▶ **WHAT THIS TASK INVOLVES**:
Exactly reproduce all the records, keeping pictures out of the copy.

(Data excerpts)

..........

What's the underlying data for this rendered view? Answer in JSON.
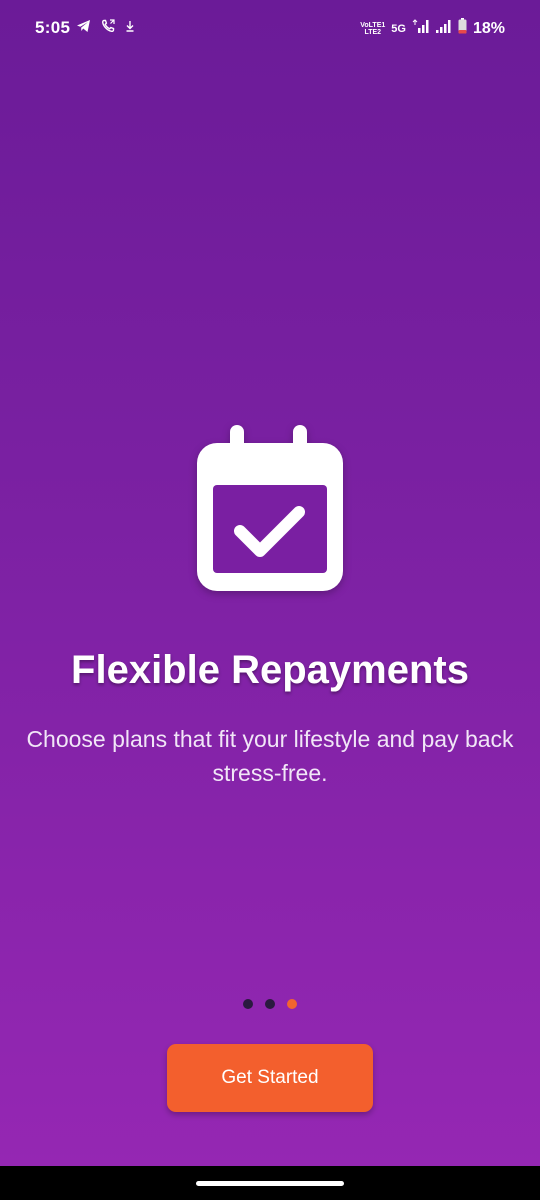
{
  "status_bar": {
    "time": "5:05",
    "left_icons": [
      "telegram-icon",
      "call-icon",
      "download-icon"
    ],
    "volte_top": "VoLTE1",
    "volte_bottom": "LTE2",
    "network": "5G",
    "battery_percent": "18%"
  },
  "onboarding": {
    "icon": "calendar-check-icon",
    "title": "Flexible Repayments",
    "subtitle": "Choose plans that fit your lifestyle and pay back stress-free.",
    "page_count": 3,
    "active_page": 3
  },
  "cta": {
    "label": "Get Started"
  },
  "colors": {
    "background_top": "#6b1b98",
    "background_bottom": "#9527b3",
    "accent": "#f35f2d",
    "dot_inactive": "#2a1a3f"
  }
}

..........

▶ **SOLUTION FOR THIS PROBLEM**:
What's the underlying data for this rendered view? Answer in JSON.
{
  "status_bar": {
    "time": "5:05",
    "left_icons": [
      "telegram-icon",
      "call-icon",
      "download-icon"
    ],
    "volte_top": "VoLTE1",
    "volte_bottom": "LTE2",
    "network": "5G",
    "battery_percent": "18%"
  },
  "onboarding": {
    "icon": "calendar-check-icon",
    "title": "Flexible Repayments",
    "subtitle": "Choose plans that fit your lifestyle and pay back stress-free.",
    "page_count": 3,
    "active_page": 3
  },
  "cta": {
    "label": "Get Started"
  },
  "colors": {
    "background_top": "#6b1b98",
    "background_bottom": "#9527b3",
    "accent": "#f35f2d",
    "dot_inactive": "#2a1a3f"
  }
}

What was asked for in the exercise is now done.